++++ TEKSTFRAGMENT

In [None]:
import findspark
findspark.init()

import pyspark # only run after findspark.init()
from pyspark import SparkConf, SparkContext
conf = SparkConf().setAppName('datamining').setMaster('local')
sc = SparkContext(conf=conf)
from pyspark.sql import SQLContext
sqlContext = SQLContext(sc)
#andere imports
import matplotlib.pyplot as plt
from IPython.core.display import display, HTML
import pyspark.sql.functions as func
from pyspark.sql.functions import desc

In [None]:
movie = sqlContext.read.format('com.databricks.spark.csv').options(header='true', inferschema='true').load('movies/movie.csv')
users = sqlContext.read.format('com.databricks.spark.csv').options(sep=";", header='true', inferschema='true').load('users/users.csv')
ratings_m = sqlContext.read.format('com.databricks.spark.csv').options(header='true', inferschema='true').load('movies/rating.csv')
tags = sqlContext.read.format('com.databricks.spark.csv').options(header='true', inferschema='true').load('movies/tag.csv')
books = sqlContext.read.format('com.databricks.spark.csv').options(header='true', inferschema='true').load('books/books.csv')
ratings = sqlContext.read.format('com.databricks.spark.csv').options(header='true', inferschema='true').load('books/ratings.csv')
book_tags = sqlContext.read.format('com.databricks.spark.csv').options(header='true', inferschema='true').load('books/book_tags.csv')
tags_b = sqlContext.read.format('com.databricks.spark.csv').options(header='true', inferschema='true').load('books/tags.csv')
to_read = sqlContext.read.format('com.databricks.spark.csv').options(header='true', inferschema='true').load('books/to_read.csv')

In [None]:
display(HTML('<h1>De film dataset</h1>'))
movie.toPandas().head()

In [None]:
ratings_m.show() # om te laten zien dat toPandas().head() iets mooier oogt.

In [None]:
tags.toPandas().head()

++++++++
++++ RUWE GEGEVENS

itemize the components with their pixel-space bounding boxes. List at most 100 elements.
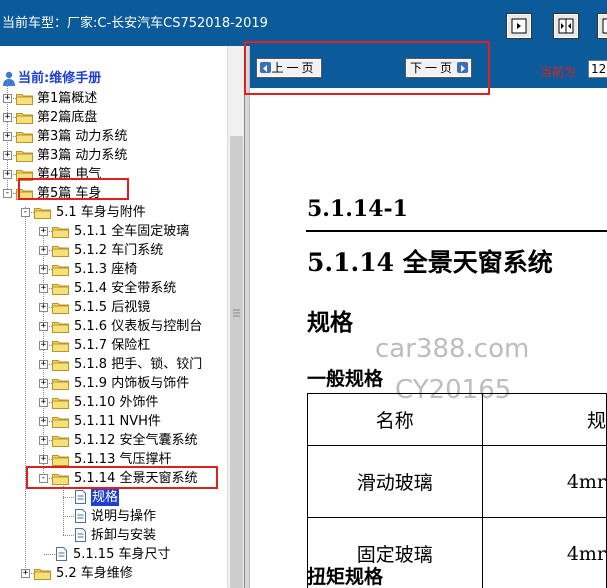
document-page: car388.com CY20165 5.1.14-1 5.1.14 全景天窗系… <box>250 88 607 588</box>
table-header-cell: 规 <box>481 393 607 446</box>
folder-icon <box>52 358 69 371</box>
table-cell: 4mr <box>481 445 607 518</box>
tree-item[interactable]: 拆卸与安装 <box>0 526 226 545</box>
document-icon <box>75 509 86 523</box>
tree-guide-line <box>63 497 74 498</box>
tree-item-label: 说明与操作 <box>91 509 157 524</box>
tree-item-label: 5.1.3 座椅 <box>74 262 138 277</box>
folder-icon <box>52 301 69 314</box>
folder-icon <box>16 111 33 124</box>
tree-item[interactable]: +5.1.6 仪表板与控制台 <box>0 317 226 336</box>
tree-scrollbar[interactable] <box>227 46 244 588</box>
expand-toggle-icon[interactable]: + <box>3 132 12 141</box>
document-icon <box>75 528 86 542</box>
tree-guide-line <box>63 535 74 536</box>
table-cell: 滑动玻璃 <box>307 445 483 518</box>
tree-item-label: 5.1 车身与附件 <box>56 205 146 220</box>
document-icon <box>56 547 67 561</box>
tree-item[interactable]: + 第1篇概述 <box>0 89 226 108</box>
folder-icon <box>52 339 69 352</box>
tree-item[interactable]: 规格 <box>0 488 226 507</box>
section-title: 5.1.14 全景天窗系统 <box>307 248 553 277</box>
tree-item[interactable]: +5.1.10 外饰件 <box>0 393 226 412</box>
tree-item[interactable]: +5.1.3 座椅 <box>0 260 226 279</box>
tree-item[interactable]: +5.1.4 安全带系统 <box>0 279 226 298</box>
tree-item[interactable]: +5.1.2 车门系统 <box>0 241 226 260</box>
tree-item[interactable]: + 第3篇 动力系统 <box>0 127 226 146</box>
expand-toggle-icon[interactable]: + <box>39 246 48 255</box>
document-icon <box>75 490 86 504</box>
tree-guide-line <box>63 516 74 517</box>
general-spec-heading: 一般规格 <box>307 368 384 390</box>
pane-left-icon <box>511 18 527 34</box>
tree-item[interactable]: - 5.1 车身与附件 <box>0 203 226 222</box>
tree-item[interactable]: +5.1.5 后视镜 <box>0 298 226 317</box>
collapse-toggle-icon[interactable]: - <box>3 189 12 198</box>
manual-user-icon <box>3 71 15 86</box>
tree-item-label: 5.1.12 安全气囊系统 <box>74 433 198 448</box>
expand-toggle-icon[interactable]: + <box>39 379 48 388</box>
table-cell: 4mr <box>481 517 607 588</box>
folder-icon <box>52 453 69 466</box>
tree-item-label: 5.1.8 把手、锁、铰门 <box>74 357 203 372</box>
expand-toggle-icon[interactable]: + <box>39 417 48 426</box>
expand-toggle-icon[interactable]: + <box>3 170 12 179</box>
expand-toggle-icon[interactable]: + <box>3 94 12 103</box>
tree-item[interactable]: +5.1.12 安全气囊系统 <box>0 431 226 450</box>
pane-left-button[interactable] <box>506 13 532 39</box>
tree-item[interactable]: 5.1.15 车身尺寸 <box>0 545 226 564</box>
tree-root-label: 当前:维修手册 <box>18 71 102 86</box>
expand-toggle-icon[interactable]: + <box>39 360 48 369</box>
page-number-input[interactable]: 122 <box>588 60 607 78</box>
tree-item-label: 第1篇概述 <box>37 91 98 106</box>
tree-item[interactable]: + 第3篇 动力系统 <box>0 146 226 165</box>
expand-toggle-icon[interactable]: + <box>21 569 30 578</box>
tree-item[interactable]: +5.1.11 NVH件 <box>0 412 226 431</box>
tree-item-label: 5.1.10 外饰件 <box>74 395 159 410</box>
tree-item[interactable]: +5.1.9 内饰板与饰件 <box>0 374 226 393</box>
expand-toggle-icon[interactable]: + <box>39 284 48 293</box>
table-header-cell: 名称 <box>307 393 483 446</box>
folder-icon <box>52 415 69 428</box>
window-title: 当前车型：厂家:C-长安汽车CS752018-2019 <box>2 16 268 31</box>
tree-item[interactable]: +5.2 车身维修 <box>0 564 226 583</box>
expand-toggle-icon[interactable]: + <box>39 455 48 464</box>
title-rule <box>306 230 607 232</box>
folder-icon <box>34 206 51 219</box>
folder-icon <box>52 377 69 390</box>
tree-item-label: 5.1.2 车门系统 <box>74 243 164 258</box>
manual-tree: 当前:维修手册 + 第1篇概述 + 第2篇底盘 + 第3篇 动力系统 + 第3篇 动力系统 + 第… <box>0 46 244 588</box>
tree-item[interactable]: 说明与操作 <box>0 507 226 526</box>
tree-scrollbar-thumb[interactable] <box>230 136 243 588</box>
pane-split-button[interactable] <box>553 13 579 39</box>
folder-icon <box>52 263 69 276</box>
expand-toggle-icon[interactable]: + <box>3 151 12 160</box>
folder-icon <box>52 282 69 295</box>
expand-toggle-icon[interactable]: + <box>39 303 48 312</box>
expand-toggle-icon[interactable]: + <box>39 341 48 350</box>
pane-right-icon <box>602 18 607 34</box>
tree-root[interactable]: 当前:维修手册 <box>2 69 101 88</box>
expand-toggle-icon[interactable]: + <box>39 322 48 331</box>
expand-toggle-icon[interactable]: + <box>3 113 12 122</box>
expand-toggle-icon[interactable]: + <box>39 436 48 445</box>
pane-right-button[interactable] <box>597 13 607 39</box>
tree-item-label: 5.1.1 全车固定玻璃 <box>74 224 190 239</box>
tree-guide-line <box>44 554 55 555</box>
tree-item[interactable]: + 第2篇底盘 <box>0 108 226 127</box>
torque-spec-heading: 扭矩规格 <box>307 566 384 588</box>
folder-icon <box>52 434 69 447</box>
tree-item-label: 第3篇 动力系统 <box>37 148 128 163</box>
tree-item[interactable]: +5.1.8 把手、锁、铰门 <box>0 355 226 374</box>
tree-item-label: 5.1.11 NVH件 <box>74 414 161 429</box>
tree-item-label: 拆卸与安装 <box>91 528 157 543</box>
expand-toggle-icon[interactable]: + <box>39 398 48 407</box>
expand-toggle-icon[interactable]: + <box>39 227 48 236</box>
folder-icon <box>52 396 69 409</box>
tree-item[interactable]: +5.1.1 全车固定玻璃 <box>0 222 226 241</box>
collapse-toggle-icon[interactable]: - <box>21 208 30 217</box>
highlight-chapter-5 <box>18 178 129 200</box>
tree-item[interactable]: +5.1.7 保险杠 <box>0 336 226 355</box>
expand-toggle-icon[interactable]: + <box>39 265 48 274</box>
folder-icon <box>52 244 69 257</box>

++++++++

▶ OPDRACHTEN
1: Herschrijf het PySpark-notebook van "import pyspark #" tot en met "conf = SparkConf().setAppName('datamining').setMaster('local')", waarbij je "datamining" vervangt door "filmanalyse".
2: Welk scheidingsteken geeft het PySpark-notebook op bij het inlezen van users/users.csv?
3: Schrijf het PySpark-notebook verder na de laatst getoonde regel.

▶ ANTWOORDEN PER OPDRACHT
1:
import pyspark # only run after findspark.init()
from pyspark import SparkConf, SparkContext
conf = SparkConf().setAppName('filmanalyse').setMaster('local')

2: Een puntkomma (sep=";").

3:
In [None]:
display(HTML('<h1>De gebruikers dataset</h1>'))
users.toPandas().head()

In [None]:
display(HTML('<h1>De boek dataset</h1>'))

In [None]:
books.toPandas().head()

In [None]:
book_tags.toPandas().head()

In [None]:
tags_b.toPandas().head()

In [None]:
to_read.toPandas().head()

In [None]:
display(HTML('<h1>Rating data</h1>'))

In [None]:
#aantal ratings per rating
display(HTML('<h2>Frequentie van ratings'))
movie_with_rating = ratings_m.select('movieId','rating')
avgratingpermovie = movie_with_rating.groupBy('movieId').agg({"rating": "mean"})
avgratingpermovie = avgratingpermovie.withColumnRenamed("avg(rating)", "rating")
pandas_df = avgratingpermovie.toPandas()
pandas_df.hist(column='rating', figsize=(10,10))

In [None]:

display(HTML('<h1>Movie data</h1>'))

In [None]:
#meest gebruikt genres
display(HTML('<h2>Meest voorkomende genres</h2>'))
movies_p = movie.groupBy('genres').count().sort(desc("count")).toPandas()
movies_p[:20].plot(x='genres', y='count', kind='bar', figsize=(20,5))

In [None]:
#meest gebruikte tags bij films
display(HTML('<h2>Meest gebruikte tags bij films</h2>'))
tags_p = tags.groupBy('tag').count().sort(desc("count")).toPandas()
tags_p[:10].plot(x='tag', y='count', kind='bar', figsize=(20,5))

In [None]:
#avg rating per genre
display(HTML('<h2>Gemiddelde rating per genre</h2>'))
movie_with_genre = movie.select('movieId', 'genres')
movie_with_rating = ratings_m.select('movieId','rating')
avg_rating_per_movie = movie_with_rating.groupBy('movieId').agg({"rating": "mean"})
avg_rating_per_movie = avg_rating_per_movie.withColumnRenamed("avg(rating)", "rating")
rating_per_genre = movie_with_genre.join(avg_rating_per_movie, movie_with_genre.movieId == avg_rating_per_movie.movieId, 'inner').select(movie_with_genre.genres, avg_rating_per_movie.rating)
genre_rating = rating_per_genre.groupBy('genres').agg({"rating": "mean"})
genre_rating = genre_rating.withColumnRenamed("avg(rating)", "rating")
genre_rating = genre_rating.withColumn("rating", func.round(genre_rating["rating"],1))
sortedyears = genre_rating.orderBy(genre_rating.rating.desc())
genre_rating.createOrReplaceTempView("genre_rating");
genre_rating = sqlContext.sql("select * from genre_rating where genres not like '%|%'") #om het wat korter te maken want anders wordt de grafiek te groot
genre_rating =  genre_rating.orderBy(genre_rating.rating.desc())
pdf = genre_rating.toPandas()
pdf[:20].plot(x='genres', y='rating', kind='bar', figsize=(20,5))
plt.show()

In [None]:
#Meest populaire woorden in films
display(HTML('<h2>Meest gebruikte woorden in titels</h2>'))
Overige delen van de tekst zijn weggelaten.